__The data__.
········

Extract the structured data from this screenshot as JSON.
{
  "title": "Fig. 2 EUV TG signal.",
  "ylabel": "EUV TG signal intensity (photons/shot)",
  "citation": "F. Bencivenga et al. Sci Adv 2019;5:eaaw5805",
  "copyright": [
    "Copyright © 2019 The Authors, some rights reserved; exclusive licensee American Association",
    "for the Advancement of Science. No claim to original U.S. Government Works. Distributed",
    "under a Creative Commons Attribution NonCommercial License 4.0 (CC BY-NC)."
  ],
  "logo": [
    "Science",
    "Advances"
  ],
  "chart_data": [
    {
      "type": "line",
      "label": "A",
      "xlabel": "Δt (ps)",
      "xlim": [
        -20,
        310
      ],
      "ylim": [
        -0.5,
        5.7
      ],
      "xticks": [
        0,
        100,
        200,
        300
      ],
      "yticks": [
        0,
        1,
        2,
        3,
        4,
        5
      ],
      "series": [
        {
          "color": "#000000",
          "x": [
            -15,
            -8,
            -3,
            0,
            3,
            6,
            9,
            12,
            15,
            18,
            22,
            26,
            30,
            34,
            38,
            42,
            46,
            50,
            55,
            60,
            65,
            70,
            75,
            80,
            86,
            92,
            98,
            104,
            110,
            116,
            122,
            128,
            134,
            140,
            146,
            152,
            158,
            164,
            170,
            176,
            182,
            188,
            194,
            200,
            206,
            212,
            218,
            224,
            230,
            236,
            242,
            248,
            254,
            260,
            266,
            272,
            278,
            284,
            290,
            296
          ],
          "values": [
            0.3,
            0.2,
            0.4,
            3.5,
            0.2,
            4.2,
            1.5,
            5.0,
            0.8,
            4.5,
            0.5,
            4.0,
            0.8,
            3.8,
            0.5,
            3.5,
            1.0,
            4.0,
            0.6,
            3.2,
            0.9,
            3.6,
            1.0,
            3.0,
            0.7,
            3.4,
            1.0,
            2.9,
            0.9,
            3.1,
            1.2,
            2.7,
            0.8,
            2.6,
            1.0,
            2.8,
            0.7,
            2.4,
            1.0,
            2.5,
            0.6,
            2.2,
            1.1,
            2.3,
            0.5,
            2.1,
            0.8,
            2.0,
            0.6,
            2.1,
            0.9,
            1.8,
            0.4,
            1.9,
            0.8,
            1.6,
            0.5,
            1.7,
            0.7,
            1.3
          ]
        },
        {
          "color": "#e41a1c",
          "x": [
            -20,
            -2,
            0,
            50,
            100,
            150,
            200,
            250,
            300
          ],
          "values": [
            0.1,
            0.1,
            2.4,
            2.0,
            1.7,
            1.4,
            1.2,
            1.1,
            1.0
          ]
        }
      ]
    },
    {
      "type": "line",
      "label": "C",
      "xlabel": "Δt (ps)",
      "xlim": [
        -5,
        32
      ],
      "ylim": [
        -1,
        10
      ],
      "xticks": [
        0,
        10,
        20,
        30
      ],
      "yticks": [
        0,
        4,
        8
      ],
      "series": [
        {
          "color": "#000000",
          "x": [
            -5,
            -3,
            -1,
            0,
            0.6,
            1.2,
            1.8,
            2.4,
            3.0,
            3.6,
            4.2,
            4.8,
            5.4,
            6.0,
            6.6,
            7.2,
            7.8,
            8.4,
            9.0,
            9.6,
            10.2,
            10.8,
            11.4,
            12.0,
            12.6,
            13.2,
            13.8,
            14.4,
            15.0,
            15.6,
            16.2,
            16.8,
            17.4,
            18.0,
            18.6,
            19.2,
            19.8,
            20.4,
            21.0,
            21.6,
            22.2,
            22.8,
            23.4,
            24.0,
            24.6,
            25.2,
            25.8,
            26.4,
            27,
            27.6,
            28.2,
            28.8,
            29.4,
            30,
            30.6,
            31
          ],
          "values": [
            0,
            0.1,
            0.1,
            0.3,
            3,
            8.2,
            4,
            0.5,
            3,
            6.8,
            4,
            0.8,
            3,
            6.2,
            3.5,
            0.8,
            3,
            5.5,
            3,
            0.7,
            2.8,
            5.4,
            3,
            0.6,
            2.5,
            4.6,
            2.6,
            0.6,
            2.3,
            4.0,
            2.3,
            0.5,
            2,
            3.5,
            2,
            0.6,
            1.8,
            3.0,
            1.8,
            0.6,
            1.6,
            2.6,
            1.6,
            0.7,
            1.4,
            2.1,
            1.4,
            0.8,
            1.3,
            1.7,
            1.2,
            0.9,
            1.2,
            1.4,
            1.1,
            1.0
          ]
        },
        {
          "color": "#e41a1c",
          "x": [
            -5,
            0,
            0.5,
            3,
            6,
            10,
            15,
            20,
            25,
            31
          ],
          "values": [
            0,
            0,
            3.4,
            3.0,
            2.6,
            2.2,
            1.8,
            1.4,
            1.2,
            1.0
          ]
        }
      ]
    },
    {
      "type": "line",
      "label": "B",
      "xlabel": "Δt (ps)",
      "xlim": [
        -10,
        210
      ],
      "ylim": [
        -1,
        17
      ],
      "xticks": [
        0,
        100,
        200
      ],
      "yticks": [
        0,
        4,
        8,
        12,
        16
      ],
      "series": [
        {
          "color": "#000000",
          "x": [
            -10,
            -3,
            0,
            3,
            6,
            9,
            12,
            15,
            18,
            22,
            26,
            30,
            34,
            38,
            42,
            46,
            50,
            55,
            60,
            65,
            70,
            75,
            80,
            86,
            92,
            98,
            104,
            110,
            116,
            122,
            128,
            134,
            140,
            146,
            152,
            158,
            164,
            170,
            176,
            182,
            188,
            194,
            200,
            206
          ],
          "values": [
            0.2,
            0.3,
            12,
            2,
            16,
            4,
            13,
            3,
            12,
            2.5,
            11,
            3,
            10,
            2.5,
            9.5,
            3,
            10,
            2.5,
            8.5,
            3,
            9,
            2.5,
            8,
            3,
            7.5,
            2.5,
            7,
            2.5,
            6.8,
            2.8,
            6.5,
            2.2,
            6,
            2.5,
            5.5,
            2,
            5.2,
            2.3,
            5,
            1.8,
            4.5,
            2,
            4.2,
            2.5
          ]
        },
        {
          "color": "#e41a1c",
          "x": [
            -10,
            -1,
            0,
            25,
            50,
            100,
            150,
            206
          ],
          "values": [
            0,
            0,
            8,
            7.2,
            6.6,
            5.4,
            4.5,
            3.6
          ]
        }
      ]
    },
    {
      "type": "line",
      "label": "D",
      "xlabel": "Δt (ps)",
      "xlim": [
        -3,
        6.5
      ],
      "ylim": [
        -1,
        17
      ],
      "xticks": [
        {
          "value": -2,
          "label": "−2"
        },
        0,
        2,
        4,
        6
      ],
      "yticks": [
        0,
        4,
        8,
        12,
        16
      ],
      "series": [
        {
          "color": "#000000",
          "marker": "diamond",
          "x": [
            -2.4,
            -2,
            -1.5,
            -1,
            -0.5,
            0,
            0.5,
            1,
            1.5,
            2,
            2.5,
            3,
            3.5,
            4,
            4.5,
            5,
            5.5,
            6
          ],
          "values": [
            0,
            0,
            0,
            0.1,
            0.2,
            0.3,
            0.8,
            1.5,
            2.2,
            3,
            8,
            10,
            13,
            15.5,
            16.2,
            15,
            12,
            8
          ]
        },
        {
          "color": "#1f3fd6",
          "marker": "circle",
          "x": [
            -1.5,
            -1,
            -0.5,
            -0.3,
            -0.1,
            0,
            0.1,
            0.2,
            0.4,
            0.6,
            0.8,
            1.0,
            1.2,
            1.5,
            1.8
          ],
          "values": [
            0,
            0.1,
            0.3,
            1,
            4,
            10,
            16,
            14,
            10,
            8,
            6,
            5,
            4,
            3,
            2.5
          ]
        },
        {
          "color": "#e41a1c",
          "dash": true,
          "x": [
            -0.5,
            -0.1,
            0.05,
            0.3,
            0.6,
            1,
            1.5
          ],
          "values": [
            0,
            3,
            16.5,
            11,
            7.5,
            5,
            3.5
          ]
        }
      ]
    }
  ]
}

········

__Exercise requirements__. For this exercise, gather every line of the data that contains the word "signal".

__Finished task__.
  "title": "Fig. 2 EUV TG signal.",
  "ylabel": "EUV TG signal intensity (photons/shot)",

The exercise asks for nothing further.